#### The task
Locate each line below that includes "unicornStableApiKey" and reproduce it.

#### Data records
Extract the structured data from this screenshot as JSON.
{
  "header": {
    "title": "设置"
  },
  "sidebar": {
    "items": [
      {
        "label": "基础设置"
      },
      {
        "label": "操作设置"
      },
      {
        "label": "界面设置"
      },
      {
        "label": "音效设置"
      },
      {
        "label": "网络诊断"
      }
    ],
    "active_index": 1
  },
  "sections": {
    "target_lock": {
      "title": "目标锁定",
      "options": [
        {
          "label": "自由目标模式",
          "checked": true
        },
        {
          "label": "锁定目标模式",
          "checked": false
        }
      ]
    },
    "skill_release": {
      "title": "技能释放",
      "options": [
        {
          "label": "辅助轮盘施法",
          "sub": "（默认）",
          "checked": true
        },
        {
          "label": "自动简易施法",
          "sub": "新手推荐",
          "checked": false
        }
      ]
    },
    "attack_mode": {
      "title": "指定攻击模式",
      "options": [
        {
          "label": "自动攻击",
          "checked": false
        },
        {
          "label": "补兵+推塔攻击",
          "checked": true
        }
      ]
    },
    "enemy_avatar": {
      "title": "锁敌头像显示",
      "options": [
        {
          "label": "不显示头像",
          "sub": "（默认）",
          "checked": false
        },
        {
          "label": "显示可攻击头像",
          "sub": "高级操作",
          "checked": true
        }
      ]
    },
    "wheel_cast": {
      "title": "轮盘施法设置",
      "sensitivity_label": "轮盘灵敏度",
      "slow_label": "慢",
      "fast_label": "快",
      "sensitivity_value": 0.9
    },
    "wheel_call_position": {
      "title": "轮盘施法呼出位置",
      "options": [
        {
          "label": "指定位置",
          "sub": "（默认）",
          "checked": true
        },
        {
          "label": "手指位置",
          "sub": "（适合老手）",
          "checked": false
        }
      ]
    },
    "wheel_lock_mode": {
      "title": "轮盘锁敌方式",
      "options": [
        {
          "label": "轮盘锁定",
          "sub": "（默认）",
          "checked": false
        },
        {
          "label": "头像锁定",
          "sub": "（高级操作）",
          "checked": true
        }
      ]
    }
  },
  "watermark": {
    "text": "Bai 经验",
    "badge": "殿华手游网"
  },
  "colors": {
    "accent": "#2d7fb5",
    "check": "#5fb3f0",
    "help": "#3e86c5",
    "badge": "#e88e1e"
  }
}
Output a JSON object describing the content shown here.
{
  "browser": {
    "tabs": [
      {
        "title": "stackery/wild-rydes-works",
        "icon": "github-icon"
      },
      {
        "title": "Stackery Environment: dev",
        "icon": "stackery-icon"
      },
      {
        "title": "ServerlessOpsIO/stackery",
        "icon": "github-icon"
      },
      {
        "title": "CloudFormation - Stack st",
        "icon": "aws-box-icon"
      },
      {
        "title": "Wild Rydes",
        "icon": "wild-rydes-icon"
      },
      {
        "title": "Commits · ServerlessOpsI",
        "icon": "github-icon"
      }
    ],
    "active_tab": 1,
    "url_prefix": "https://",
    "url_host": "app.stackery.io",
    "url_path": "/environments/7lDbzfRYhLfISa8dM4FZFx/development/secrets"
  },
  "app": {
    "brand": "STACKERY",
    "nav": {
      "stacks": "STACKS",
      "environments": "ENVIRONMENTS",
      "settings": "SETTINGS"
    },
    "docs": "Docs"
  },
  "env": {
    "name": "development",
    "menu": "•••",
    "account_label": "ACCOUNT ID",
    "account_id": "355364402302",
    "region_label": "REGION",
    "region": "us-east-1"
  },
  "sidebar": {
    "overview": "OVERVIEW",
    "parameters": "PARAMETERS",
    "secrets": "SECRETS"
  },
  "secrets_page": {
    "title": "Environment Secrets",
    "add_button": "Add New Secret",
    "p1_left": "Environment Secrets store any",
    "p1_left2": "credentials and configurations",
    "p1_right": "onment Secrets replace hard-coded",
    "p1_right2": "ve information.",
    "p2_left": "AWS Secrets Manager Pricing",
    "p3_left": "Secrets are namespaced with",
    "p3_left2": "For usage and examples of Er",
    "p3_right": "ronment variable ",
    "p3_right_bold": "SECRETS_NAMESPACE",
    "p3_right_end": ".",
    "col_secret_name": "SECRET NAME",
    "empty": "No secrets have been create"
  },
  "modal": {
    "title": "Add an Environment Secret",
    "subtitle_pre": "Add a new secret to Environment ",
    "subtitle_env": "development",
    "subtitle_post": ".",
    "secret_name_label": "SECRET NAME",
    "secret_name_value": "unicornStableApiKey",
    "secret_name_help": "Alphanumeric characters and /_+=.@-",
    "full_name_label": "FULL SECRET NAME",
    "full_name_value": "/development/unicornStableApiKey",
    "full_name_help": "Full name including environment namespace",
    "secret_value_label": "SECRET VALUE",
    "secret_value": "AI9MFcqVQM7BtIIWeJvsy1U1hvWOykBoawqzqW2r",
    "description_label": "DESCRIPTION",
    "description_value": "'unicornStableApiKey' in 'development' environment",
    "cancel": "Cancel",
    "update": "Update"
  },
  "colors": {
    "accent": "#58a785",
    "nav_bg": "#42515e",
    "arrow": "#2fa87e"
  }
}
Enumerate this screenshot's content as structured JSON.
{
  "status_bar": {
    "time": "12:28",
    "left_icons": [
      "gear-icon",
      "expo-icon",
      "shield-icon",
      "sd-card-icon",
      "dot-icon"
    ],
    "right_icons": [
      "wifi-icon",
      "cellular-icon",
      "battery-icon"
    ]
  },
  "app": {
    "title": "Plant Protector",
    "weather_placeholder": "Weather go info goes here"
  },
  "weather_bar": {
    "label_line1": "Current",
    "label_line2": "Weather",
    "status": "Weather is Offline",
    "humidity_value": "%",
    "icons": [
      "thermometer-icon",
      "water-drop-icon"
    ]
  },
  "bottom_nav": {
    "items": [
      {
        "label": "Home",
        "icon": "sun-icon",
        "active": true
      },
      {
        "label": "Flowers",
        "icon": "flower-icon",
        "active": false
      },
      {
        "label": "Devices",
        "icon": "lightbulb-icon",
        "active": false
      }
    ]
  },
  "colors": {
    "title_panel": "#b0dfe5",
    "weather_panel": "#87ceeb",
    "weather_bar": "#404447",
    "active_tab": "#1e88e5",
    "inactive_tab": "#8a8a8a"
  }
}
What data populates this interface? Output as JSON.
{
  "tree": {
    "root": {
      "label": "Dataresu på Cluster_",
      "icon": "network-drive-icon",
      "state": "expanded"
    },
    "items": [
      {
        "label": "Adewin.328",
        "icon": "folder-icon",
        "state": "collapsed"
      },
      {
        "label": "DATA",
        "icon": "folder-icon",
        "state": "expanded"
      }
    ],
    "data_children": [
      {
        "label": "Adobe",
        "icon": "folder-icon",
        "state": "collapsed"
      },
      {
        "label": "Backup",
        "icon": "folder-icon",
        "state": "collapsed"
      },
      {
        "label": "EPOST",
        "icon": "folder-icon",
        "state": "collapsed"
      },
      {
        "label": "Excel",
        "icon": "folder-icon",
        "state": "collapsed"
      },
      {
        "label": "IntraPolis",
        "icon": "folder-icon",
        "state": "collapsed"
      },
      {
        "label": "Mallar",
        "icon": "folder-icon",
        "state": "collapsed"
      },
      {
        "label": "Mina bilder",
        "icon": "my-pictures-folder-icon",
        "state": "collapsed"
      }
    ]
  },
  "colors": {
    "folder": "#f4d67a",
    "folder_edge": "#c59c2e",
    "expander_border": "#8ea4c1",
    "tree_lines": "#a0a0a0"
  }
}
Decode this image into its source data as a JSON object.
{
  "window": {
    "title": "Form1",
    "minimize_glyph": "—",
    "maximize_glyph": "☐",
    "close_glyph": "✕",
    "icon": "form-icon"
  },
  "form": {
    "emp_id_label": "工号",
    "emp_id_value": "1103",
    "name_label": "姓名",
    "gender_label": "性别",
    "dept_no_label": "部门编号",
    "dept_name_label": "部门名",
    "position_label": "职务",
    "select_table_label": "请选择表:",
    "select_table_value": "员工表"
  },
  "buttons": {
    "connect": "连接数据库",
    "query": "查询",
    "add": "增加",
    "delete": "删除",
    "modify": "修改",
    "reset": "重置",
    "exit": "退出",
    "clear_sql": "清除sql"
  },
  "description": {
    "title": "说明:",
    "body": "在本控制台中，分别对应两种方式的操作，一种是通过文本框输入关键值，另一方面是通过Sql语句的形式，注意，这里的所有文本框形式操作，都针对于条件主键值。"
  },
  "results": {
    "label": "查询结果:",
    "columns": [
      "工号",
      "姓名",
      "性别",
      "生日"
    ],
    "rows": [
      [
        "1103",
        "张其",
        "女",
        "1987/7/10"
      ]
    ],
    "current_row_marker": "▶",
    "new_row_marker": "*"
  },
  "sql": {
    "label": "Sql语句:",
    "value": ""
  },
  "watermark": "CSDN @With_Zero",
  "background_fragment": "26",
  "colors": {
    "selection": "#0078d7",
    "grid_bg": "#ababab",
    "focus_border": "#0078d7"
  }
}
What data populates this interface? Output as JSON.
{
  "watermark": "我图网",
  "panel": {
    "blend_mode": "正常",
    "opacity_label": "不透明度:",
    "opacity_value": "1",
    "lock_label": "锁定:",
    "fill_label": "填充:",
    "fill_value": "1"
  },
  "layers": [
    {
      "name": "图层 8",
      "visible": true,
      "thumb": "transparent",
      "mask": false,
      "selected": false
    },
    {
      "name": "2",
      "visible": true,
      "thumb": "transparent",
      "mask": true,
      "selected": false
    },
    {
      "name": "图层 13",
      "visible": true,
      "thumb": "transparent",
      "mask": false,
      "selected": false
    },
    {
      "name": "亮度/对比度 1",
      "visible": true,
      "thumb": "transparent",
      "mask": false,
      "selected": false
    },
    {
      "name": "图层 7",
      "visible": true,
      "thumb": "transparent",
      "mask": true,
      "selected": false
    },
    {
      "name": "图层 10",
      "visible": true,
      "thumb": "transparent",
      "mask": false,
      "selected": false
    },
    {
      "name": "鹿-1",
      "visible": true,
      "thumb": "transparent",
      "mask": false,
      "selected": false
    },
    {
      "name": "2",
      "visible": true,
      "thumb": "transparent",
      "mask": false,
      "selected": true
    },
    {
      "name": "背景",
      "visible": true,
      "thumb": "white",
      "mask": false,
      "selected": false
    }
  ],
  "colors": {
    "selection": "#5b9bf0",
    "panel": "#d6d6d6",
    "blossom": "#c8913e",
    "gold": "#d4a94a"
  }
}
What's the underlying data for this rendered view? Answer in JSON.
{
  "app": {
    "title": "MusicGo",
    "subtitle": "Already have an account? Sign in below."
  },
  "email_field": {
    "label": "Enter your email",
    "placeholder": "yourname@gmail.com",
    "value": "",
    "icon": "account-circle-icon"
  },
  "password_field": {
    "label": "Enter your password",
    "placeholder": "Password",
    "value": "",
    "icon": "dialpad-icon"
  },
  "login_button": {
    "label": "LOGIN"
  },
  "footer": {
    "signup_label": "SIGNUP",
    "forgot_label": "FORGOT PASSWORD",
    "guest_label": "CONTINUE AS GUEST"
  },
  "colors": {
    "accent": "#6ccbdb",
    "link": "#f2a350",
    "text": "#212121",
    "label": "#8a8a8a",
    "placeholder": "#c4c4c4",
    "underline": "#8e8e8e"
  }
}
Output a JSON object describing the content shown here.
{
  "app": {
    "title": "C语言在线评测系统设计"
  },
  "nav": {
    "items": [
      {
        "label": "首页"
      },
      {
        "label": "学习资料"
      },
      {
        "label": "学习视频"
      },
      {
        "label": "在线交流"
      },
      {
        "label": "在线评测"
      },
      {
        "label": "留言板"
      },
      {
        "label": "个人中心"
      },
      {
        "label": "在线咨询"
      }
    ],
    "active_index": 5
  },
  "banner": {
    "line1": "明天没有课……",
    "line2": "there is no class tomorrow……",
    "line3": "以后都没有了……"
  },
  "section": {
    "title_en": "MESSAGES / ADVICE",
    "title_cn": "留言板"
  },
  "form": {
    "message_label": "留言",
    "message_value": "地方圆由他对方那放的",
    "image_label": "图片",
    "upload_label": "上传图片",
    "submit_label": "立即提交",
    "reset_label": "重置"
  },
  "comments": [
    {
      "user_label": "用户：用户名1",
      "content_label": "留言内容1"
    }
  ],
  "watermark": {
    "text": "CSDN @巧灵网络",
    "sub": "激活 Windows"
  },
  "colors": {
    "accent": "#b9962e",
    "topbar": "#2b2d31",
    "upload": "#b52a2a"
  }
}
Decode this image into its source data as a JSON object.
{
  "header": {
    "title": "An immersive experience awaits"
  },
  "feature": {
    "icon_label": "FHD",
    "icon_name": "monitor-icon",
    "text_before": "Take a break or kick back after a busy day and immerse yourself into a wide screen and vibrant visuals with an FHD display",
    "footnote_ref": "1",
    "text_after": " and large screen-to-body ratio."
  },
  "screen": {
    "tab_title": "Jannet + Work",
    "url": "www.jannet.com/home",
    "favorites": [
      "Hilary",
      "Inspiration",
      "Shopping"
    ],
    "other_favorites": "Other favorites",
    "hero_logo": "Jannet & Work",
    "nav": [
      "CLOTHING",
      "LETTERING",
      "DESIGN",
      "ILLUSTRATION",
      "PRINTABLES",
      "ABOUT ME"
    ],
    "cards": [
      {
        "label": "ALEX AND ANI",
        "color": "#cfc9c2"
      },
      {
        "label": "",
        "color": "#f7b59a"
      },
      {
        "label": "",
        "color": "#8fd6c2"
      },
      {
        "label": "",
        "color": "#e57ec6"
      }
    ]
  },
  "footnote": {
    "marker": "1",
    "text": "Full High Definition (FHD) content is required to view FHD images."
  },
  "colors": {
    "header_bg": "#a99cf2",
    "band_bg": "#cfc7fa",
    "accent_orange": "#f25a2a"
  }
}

#### Task result
    "secret_name_value": "unicornStableApiKey",
    "full_name_value": "/development/unicornStableApiKey",
    "description_value": "'unicornStableApiKey' in 'development' environment",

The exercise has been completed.